* _Dataset entries_:

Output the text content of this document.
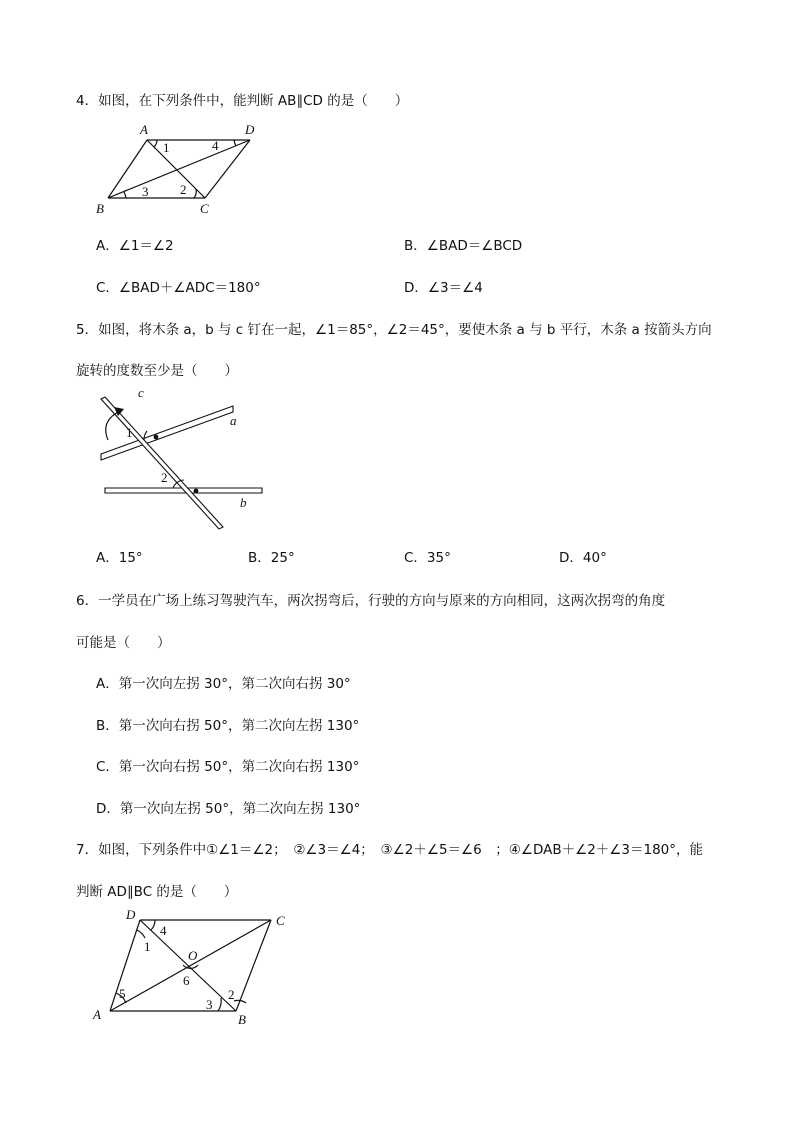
4．如图，在下列条件中，能判断 AB∥CD 的是（　　）
A	D
B	C
1
2
3
4
A．∠1＝∠2	B．∠BAD＝∠BCD
C．∠BAD＋∠ADC＝180°	D．∠3＝∠4
5．如图，将木条 a，b 与 c 钉在一起，∠1＝85°，∠2＝45°，要使木条 a 与 b 平行，木条 a 按箭头方向
旋转的度数至少是（　　）
c
a
b
1
2
A．15°	B．25°	C．35°	D．40°
6．一学员在广场上练习驾驶汽车，两次拐弯后，行驶的方向与原来的方向相同，这两次拐弯的角度
可能是（　　）
A．第一次向左拐 30°，第二次向右拐 30°
B．第一次向右拐 50°，第二次向左拐 130°
C．第一次向右拐 50°，第二次向右拐 130°
D．第一次向左拐 50°，第二次向左拐 130°
7．如图，下列条件中①∠1＝∠2；　②∠3＝∠4；　③∠2＋∠5＝∠6　；④∠DAB＋∠2＋∠3＝180°，能
判断 AD∥BC 的是（　　）
D	C
A	B
O
1
2
3
4
5
6
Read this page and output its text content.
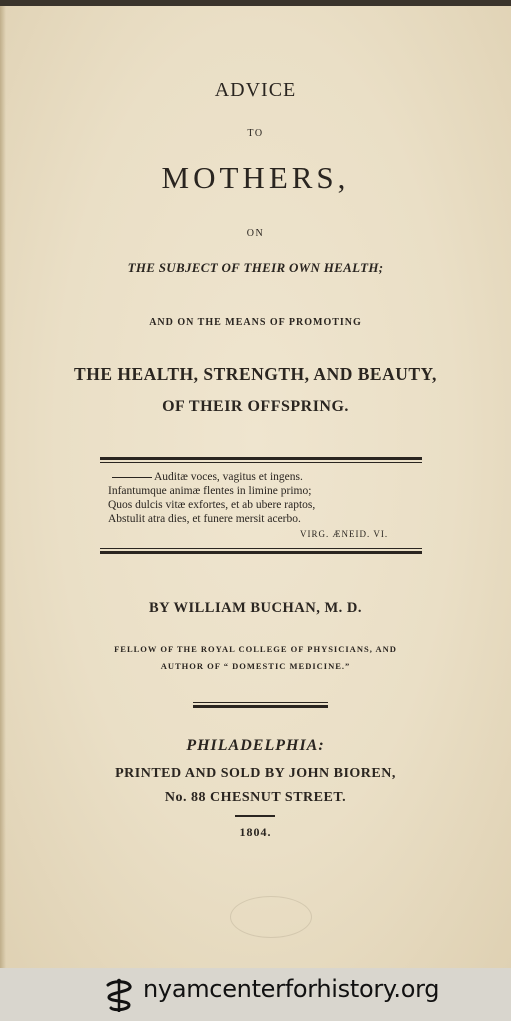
ADVICE
TO
MOTHERS,
ON
THE SUBJECT OF THEIR OWN HEALTH;
AND ON THE MEANS OF PROMOTING
THE HEALTH, STRENGTH, AND BEAUTY,
OF THEIR OFFSPRING.
Auditæ voces, vagitus et ingens.
Infantumque animæ flentes in limine primo;
Quos dulcis vitæ exfortes, et ab ubere raptos,
Abstulit atra dies, et funere mersit acerbo.
VIRG. ÆNEID. VI.
BY WILLIAM BUCHAN, M. D.
FELLOW OF THE ROYAL COLLEGE OF PHYSICIANS, AND
AUTHOR OF “ DOMESTIC MEDICINE.”
PHILADELPHIA:
PRINTED AND SOLD BY JOHN BIOREN,
No. 88 CHESNUT STREET.
1804.
nyamcenterforhistory.org
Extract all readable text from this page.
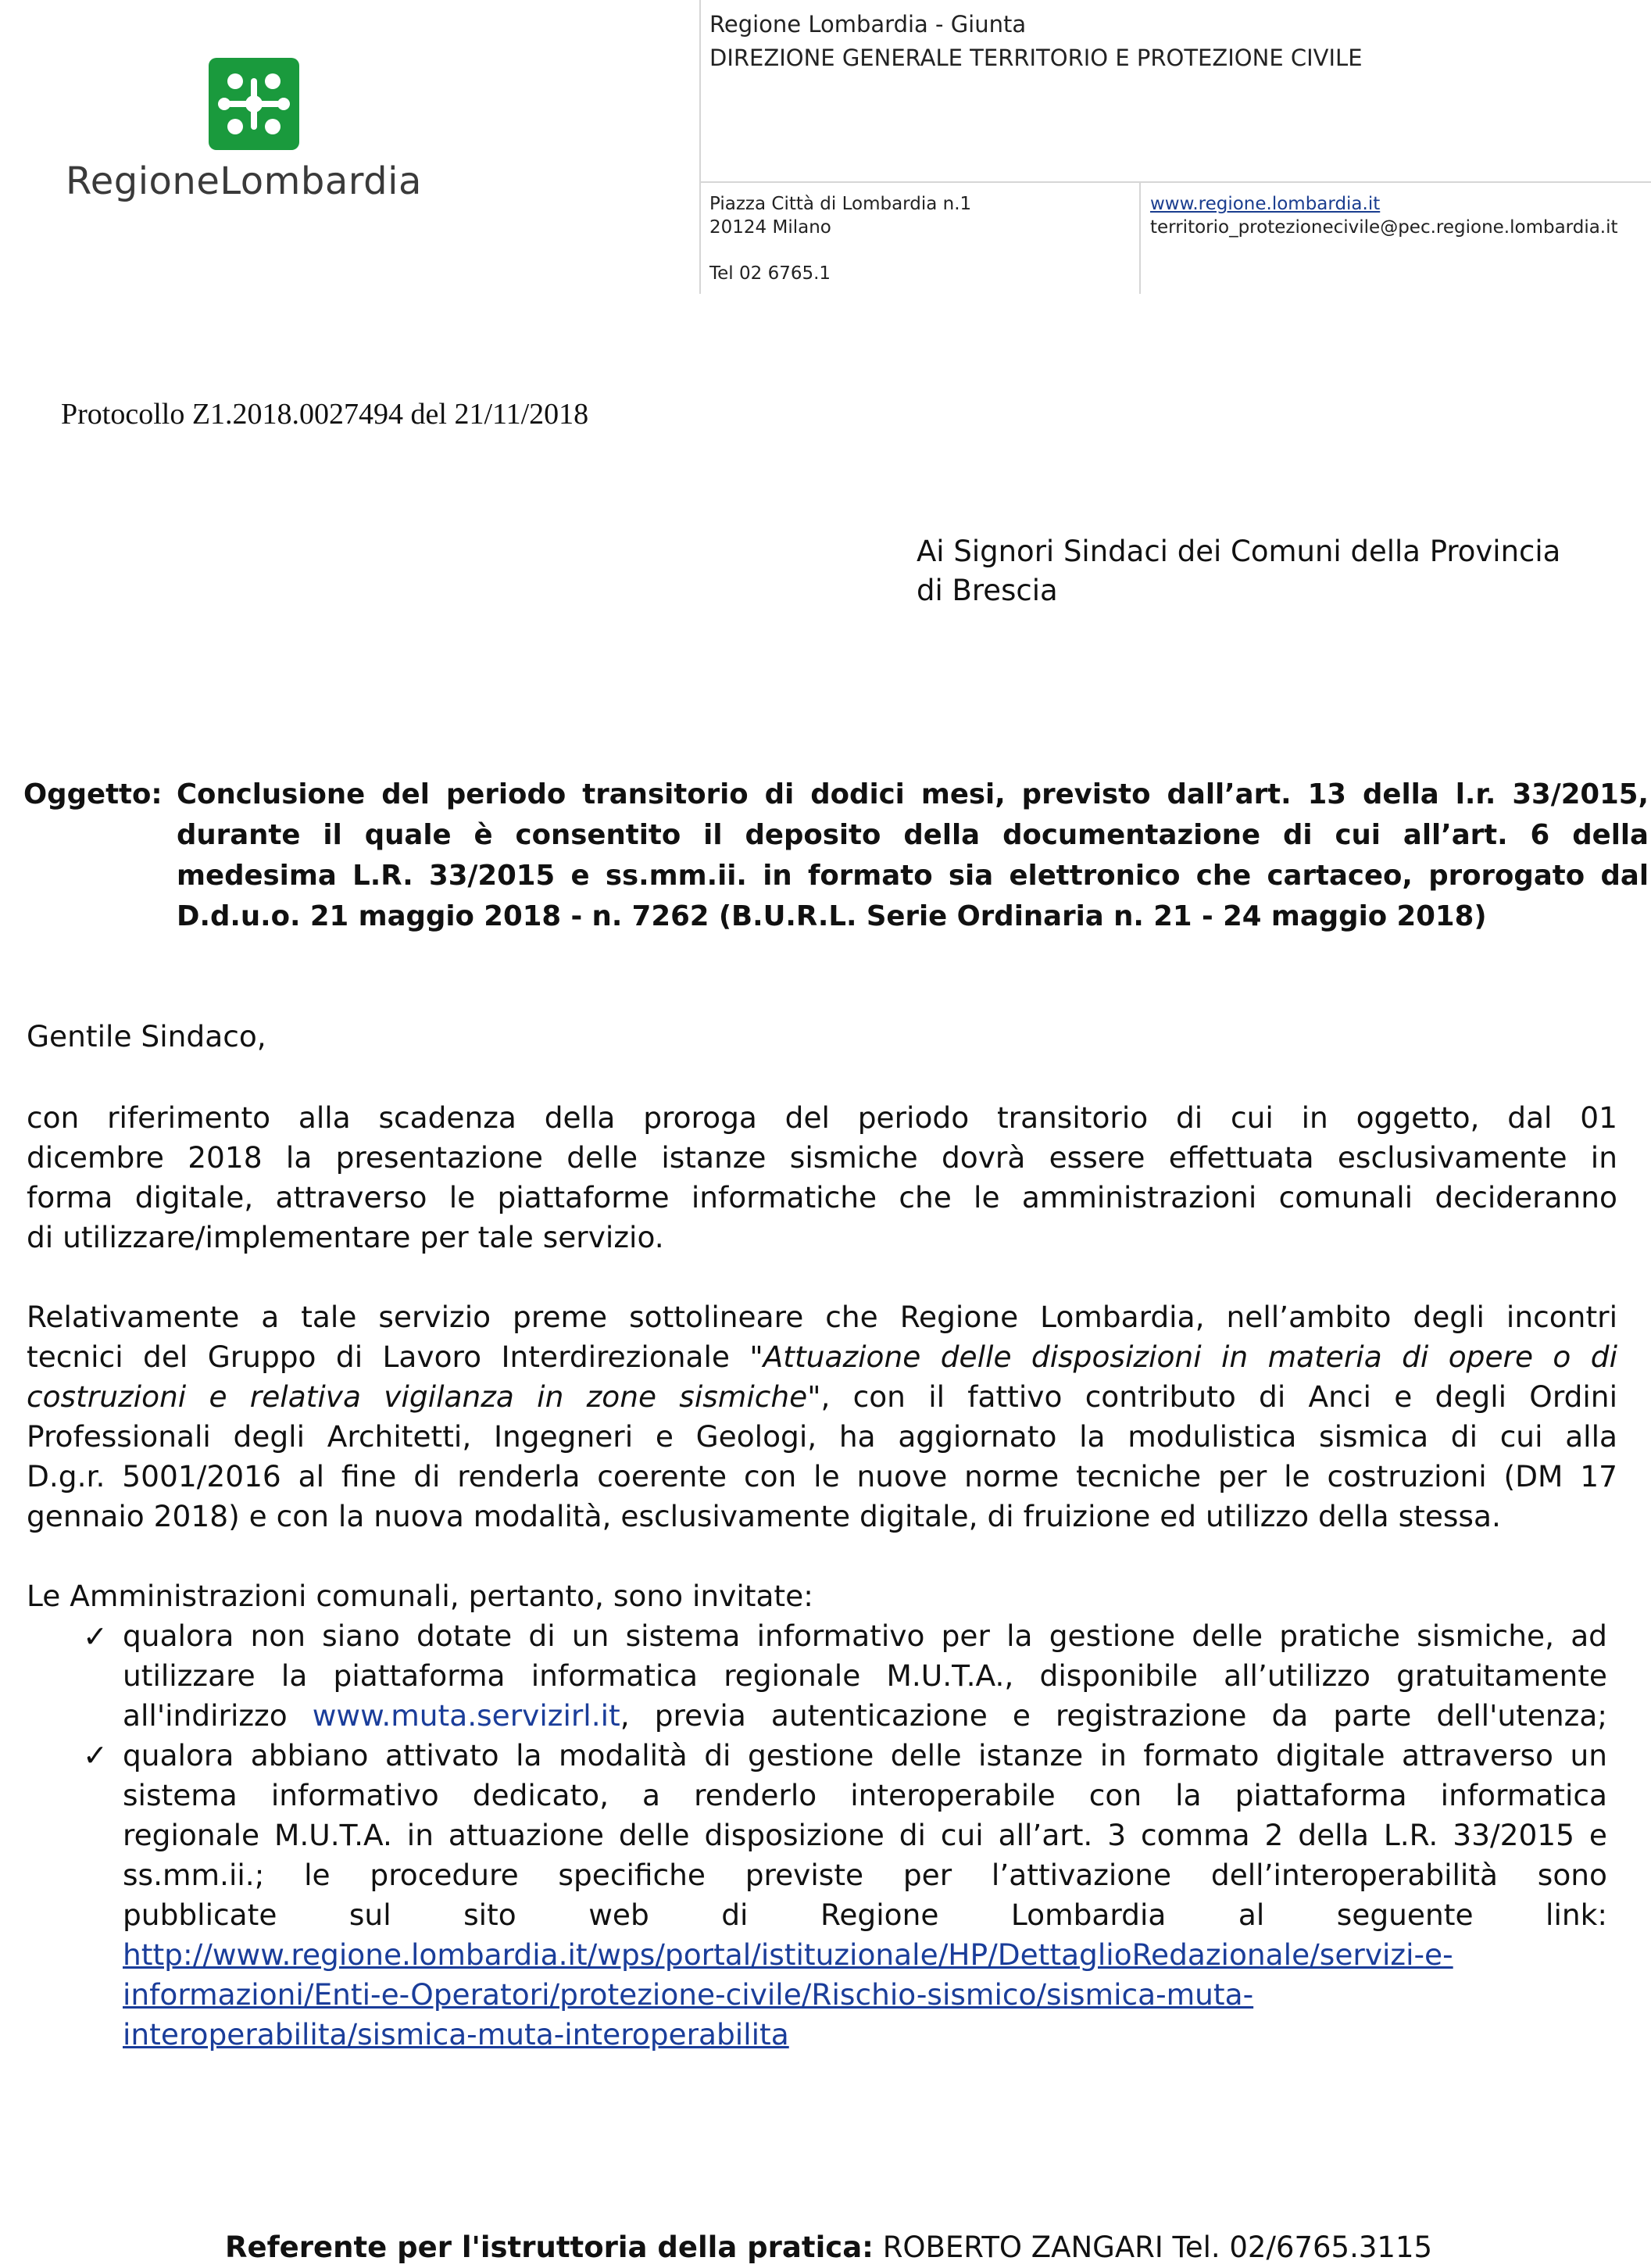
RegioneLombardia
Regione Lombardia - Giunta
DIREZIONE GENERALE TERRITORIO E PROTEZIONE CIVILE
Piazza Città di Lombardia n.1
20124 Milano
Tel 02 6765.1
www.regione.lombardia.it
territorio_protezionecivile@pec.regione.lombardia.it
Protocollo Z1.2018.0027494 del 21/11/2018
Ai Signori Sindaci dei Comuni della Provincia
di Brescia
Oggetto: Conclusione del periodo transitorio di dodici mesi, previsto dall’art. 13 della l.r. 33/2015,
durante il quale è consentito il deposito della documentazione di cui all’art. 6 della
medesima L.R. 33/2015 e ss.mm.ii. in formato sia elettronico che cartaceo, prorogato dal
D.d.u.o. 21 maggio 2018 - n. 7262 (B.U.R.L. Serie Ordinaria n. 21 - 24 maggio 2018)
Gentile Sindaco,
con riferimento alla scadenza della proroga del periodo transitorio di cui in oggetto, dal 01
dicembre 2018 la presentazione delle istanze sismiche dovrà essere effettuata esclusivamente in
forma digitale, attraverso le piattaforme informatiche che le amministrazioni comunali decideranno
di utilizzare/implementare per tale servizio.
Relativamente a tale servizio preme sottolineare che Regione Lombardia, nell’ambito degli incontri
tecnici del Gruppo di Lavoro Interdirezionale "Attuazione delle disposizioni in materia di opere o di
costruzioni e relativa vigilanza in zone sismiche", con il fattivo contributo di Anci e degli Ordini
Professionali degli Architetti, Ingegneri e Geologi, ha aggiornato la modulistica sismica di cui alla
D.g.r. 5001/2016 al fine di renderla coerente con le nuove norme tecniche per le costruzioni (DM 17
gennaio 2018) e con la nuova modalità, esclusivamente digitale, di fruizione ed utilizzo della stessa.
Le Amministrazioni comunali, pertanto, sono invitate:
✓ qualora non siano dotate di un sistema informativo per la gestione delle pratiche sismiche, ad
utilizzare la piattaforma informatica regionale M.U.T.A., disponibile all’utilizzo gratuitamente
all'indirizzo www.muta.servizirl.it, previa autenticazione e registrazione da parte dell'utenza;
✓ qualora abbiano attivato la modalità di gestione delle istanze in formato digitale attraverso un
sistema informativo dedicato, a renderlo interoperabile con la piattaforma informatica
regionale M.U.T.A. in attuazione delle disposizione di cui all’art. 3 comma 2 della L.R. 33/2015 e
ss.mm.ii.; le procedure specifiche previste per l’attivazione dell’interoperabilità sono
pubblicate sul sito web di Regione Lombardia al seguente link:
http://www.regione.lombardia.it/wps/portal/istituzionale/HP/DettaglioRedazionale/servizi-e-
informazioni/Enti-e-Operatori/protezione-civile/Rischio-sismico/sismica-muta-
interoperabilita/sismica-muta-interoperabilita
Referente per l'istruttoria della pratica: ROBERTO ZANGARI Tel. 02/6765.3115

* _Objective_:
Go through the material and select each line with the string "utilizzo" in it.

* _The result_:
gennaio 2018) e con la nuova modalità, esclusivamente digitale, di fruizione ed utilizzo della stessa.
utilizzare la piattaforma informatica regionale M.U.T.A., disponibile all’utilizzo gratuitamente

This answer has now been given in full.